== Exercise task ==
Rewrite all of the rows below as a numbered list, leaving out any blank lines.

#### Task data ####

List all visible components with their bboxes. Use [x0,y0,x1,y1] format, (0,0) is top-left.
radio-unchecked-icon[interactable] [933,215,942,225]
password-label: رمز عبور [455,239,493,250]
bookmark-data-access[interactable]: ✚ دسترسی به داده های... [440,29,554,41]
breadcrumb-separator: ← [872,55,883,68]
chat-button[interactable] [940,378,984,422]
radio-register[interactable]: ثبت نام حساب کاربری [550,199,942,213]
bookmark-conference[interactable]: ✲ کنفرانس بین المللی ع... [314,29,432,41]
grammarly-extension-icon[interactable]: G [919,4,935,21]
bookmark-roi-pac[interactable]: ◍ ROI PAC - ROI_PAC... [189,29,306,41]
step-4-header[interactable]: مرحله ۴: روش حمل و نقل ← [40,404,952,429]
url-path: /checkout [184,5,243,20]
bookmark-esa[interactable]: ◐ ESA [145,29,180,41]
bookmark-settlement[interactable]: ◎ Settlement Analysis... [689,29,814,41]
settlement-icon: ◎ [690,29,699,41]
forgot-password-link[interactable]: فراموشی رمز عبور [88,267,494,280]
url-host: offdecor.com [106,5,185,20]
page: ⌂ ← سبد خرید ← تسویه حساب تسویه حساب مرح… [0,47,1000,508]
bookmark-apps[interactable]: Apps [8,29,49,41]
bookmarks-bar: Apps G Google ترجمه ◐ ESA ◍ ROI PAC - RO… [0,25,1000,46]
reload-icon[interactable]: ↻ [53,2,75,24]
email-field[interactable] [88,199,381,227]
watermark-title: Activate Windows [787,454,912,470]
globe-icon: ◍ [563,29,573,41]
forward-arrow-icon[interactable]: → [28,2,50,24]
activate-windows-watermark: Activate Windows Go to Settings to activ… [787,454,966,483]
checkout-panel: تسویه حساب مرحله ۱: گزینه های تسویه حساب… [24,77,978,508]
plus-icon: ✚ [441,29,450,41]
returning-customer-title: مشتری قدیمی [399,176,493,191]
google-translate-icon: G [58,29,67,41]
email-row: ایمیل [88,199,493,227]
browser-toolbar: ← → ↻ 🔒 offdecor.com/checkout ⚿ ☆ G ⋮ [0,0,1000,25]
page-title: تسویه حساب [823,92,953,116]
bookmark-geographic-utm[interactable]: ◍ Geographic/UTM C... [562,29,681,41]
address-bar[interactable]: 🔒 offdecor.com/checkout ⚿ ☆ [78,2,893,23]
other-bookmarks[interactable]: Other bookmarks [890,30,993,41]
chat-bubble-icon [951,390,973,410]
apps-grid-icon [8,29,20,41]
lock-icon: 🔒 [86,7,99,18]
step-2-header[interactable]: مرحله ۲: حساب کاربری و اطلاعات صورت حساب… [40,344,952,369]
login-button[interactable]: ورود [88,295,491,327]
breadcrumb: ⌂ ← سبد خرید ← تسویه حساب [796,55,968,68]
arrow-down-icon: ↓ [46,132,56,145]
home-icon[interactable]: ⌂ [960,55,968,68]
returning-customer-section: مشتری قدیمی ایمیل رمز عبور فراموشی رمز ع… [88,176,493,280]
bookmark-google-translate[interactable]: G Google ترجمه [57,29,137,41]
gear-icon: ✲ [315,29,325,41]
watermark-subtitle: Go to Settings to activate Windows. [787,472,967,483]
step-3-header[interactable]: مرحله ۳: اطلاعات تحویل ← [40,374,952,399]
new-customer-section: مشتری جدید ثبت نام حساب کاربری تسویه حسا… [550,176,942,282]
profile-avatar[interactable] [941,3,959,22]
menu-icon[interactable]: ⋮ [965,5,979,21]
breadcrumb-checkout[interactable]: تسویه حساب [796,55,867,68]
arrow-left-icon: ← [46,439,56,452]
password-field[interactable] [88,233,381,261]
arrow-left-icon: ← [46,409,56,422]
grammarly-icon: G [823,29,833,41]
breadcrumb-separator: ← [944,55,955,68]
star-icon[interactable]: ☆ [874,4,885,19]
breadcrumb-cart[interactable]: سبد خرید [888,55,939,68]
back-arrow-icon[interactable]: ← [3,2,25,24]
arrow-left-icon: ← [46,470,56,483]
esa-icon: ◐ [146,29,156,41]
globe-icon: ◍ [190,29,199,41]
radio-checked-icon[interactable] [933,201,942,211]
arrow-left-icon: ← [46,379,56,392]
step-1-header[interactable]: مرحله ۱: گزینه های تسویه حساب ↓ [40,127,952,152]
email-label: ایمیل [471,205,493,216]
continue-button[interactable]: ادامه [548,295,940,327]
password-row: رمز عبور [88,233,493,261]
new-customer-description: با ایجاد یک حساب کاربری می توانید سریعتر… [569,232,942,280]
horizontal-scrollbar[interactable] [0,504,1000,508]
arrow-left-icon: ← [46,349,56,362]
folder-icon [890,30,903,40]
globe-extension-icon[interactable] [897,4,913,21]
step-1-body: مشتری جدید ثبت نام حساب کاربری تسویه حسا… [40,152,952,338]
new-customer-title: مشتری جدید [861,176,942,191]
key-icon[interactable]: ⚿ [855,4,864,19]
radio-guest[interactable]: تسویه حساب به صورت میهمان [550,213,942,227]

####

== Answer in full ==
1. List all visible components with their bboxes. Use [x0,y0,x1,y1] format, (0,0) is top-left.
2. radio-unchecked-icon[interactable] [933,215,942,225]
3. password-label: رمز عبور [455,239,493,250]
4. bookmark-data-access[interactable]: ✚ دسترسی به داده های... [440,29,554,41]
5. breadcrumb-separator: ← [872,55,883,68]
6. chat-button[interactable] [940,378,984,422]
7. radio-register[interactable]: ثبت نام حساب کاربری [550,199,942,213]
8. bookmark-conference[interactable]: ✲ کنفرانس بین المللی ع... [314,29,432,41]
9. grammarly-extension-icon[interactable]: G [919,4,935,21]
10. bookmark-roi-pac[interactable]: ◍ ROI PAC - ROI_PAC... [189,29,306,41]
11. step-4-header[interactable]: مرحله ۴: روش حمل و نقل ← [40,404,952,429]
12. url-path: /checkout [184,5,243,20]
13. bookmark-esa[interactable]: ◐ ESA [145,29,180,41]
14. bookmark-settlement[interactable]: ◎ Settlement Analysis... [689,29,814,41]
15. settlement-icon: ◎ [690,29,699,41]
16. forgot-password-link[interactable]: فراموشی رمز عبور [88,267,494,280]
17. url-host: offdecor.com [106,5,185,20]
18. page: ⌂ ← سبد خرید ← تسویه حساب تسویه حساب مرح… [0,47,1000,508]
19. bookmark-apps[interactable]: Apps [8,29,49,41]
20. bookmarks-bar: Apps G Google ترجمه ◐ ESA ◍ ROI PAC - RO… [0,25,1000,46]
21. reload-icon[interactable]: ↻ [53,2,75,24]
22. email-field[interactable] [88,199,381,227]
23. watermark-title: Activate Windows [787,454,912,470]
24. globe-icon: ◍ [563,29,573,41]
25. forward-arrow-icon[interactable]: → [28,2,50,24]
26. activate-windows-watermark: Activate Windows Go to Settings to activ… [787,454,966,483]
27. checkout-panel: تسویه حساب مرحله ۱: گزینه های تسویه حساب… [24,77,978,508]
28. plus-icon: ✚ [441,29,450,41]
29. returning-customer-title: مشتری قدیمی [399,176,493,191]
30. google-translate-icon: G [58,29,67,41]
31. email-row: ایمیل [88,199,493,227]
32. browser-toolbar: ← → ↻ 🔒 offdecor.com/checkout ⚿ ☆ G ⋮ [0,0,1000,25]
33. page-title: تسویه حساب [823,92,953,116]
34. bookmark-geographic-utm[interactable]: ◍ Geographic/UTM C... [562,29,681,41]
35. address-bar[interactable]: 🔒 offdecor.com/checkout ⚿ ☆ [78,2,893,23]
36. other-bookmarks[interactable]: Other bookmarks [890,30,993,41]
37. chat-bubble-icon [951,390,973,410]
38. apps-grid-icon [8,29,20,41]
39. lock-icon: 🔒 [86,7,99,18]
40. step-2-header[interactable]: مرحله ۲: حساب کاربری و اطلاعات صورت حساب… [40,344,952,369]
41. login-button[interactable]: ورود [88,295,491,327]
42. breadcrumb: ⌂ ← سبد خرید ← تسویه حساب [796,55,968,68]
43. arrow-down-icon: ↓ [46,132,56,145]
44. home-icon[interactable]: ⌂ [960,55,968,68]
45. returning-customer-section: مشتری قدیمی ایمیل رمز عبور فراموشی رمز ع… [88,176,493,280]
46. bookmark-google-translate[interactable]: G Google ترجمه [57,29,137,41]
47. gear-icon: ✲ [315,29,325,41]
48. watermark-subtitle: Go to Settings to activate Windows. [787,472,967,483]
49. step-3-header[interactable]: مرحله ۳: اطلاعات تحویل ← [40,374,952,399]
50. new-customer-section: مشتری جدید ثبت نام حساب کاربری تسویه حسا… [550,176,942,282]
51. profile-avatar[interactable] [941,3,959,22]
52. menu-icon[interactable]: ⋮ [965,5,979,21]
53. breadcrumb-checkout[interactable]: تسویه حساب [796,55,867,68]
54. arrow-left-icon: ← [46,439,56,452]
55. password-field[interactable] [88,233,381,261]
56. arrow-left-icon: ← [46,409,56,422]
57. grammarly-icon: G [823,29,833,41]
58. breadcrumb-separator: ← [944,55,955,68]
59. star-icon[interactable]: ☆ [874,4,885,19]
60. breadcrumb-cart[interactable]: سبد خرید [888,55,939,68]
61. back-arrow-icon[interactable]: ← [3,2,25,24]
62. arrow-left-icon: ← [46,470,56,483]
63. esa-icon: ◐ [146,29,156,41]
64. globe-icon: ◍ [190,29,199,41]
65. radio-checked-icon[interactable] [933,201,942,211]
66. arrow-left-icon: ← [46,379,56,392]
67. step-1-header[interactable]: مرحله ۱: گزینه های تسویه حساب ↓ [40,127,952,152]
68. email-label: ایمیل [471,205,493,216]
69. continue-button[interactable]: ادامه [548,295,940,327]
70. password-row: رمز عبور [88,233,493,261]
71. new-customer-description: با ایجاد یک حساب کاربری می توانید سریعتر… [569,232,942,280]
72. horizontal-scrollbar[interactable] [0,504,1000,508]
73. arrow-left-icon: ← [46,349,56,362]
74. folder-icon [890,30,903,40]
75. globe-extension-icon[interactable] [897,4,913,21]
76. step-1-body: مشتری جدید ثبت نام حساب کاربری تسویه حسا… [40,152,952,338]
77. new-customer-title: مشتری جدید [861,176,942,191]
78. key-icon[interactable]: ⚿ [855,4,864,19]
79. radio-guest[interactable]: تسویه حساب به صورت میهمان [550,213,942,227]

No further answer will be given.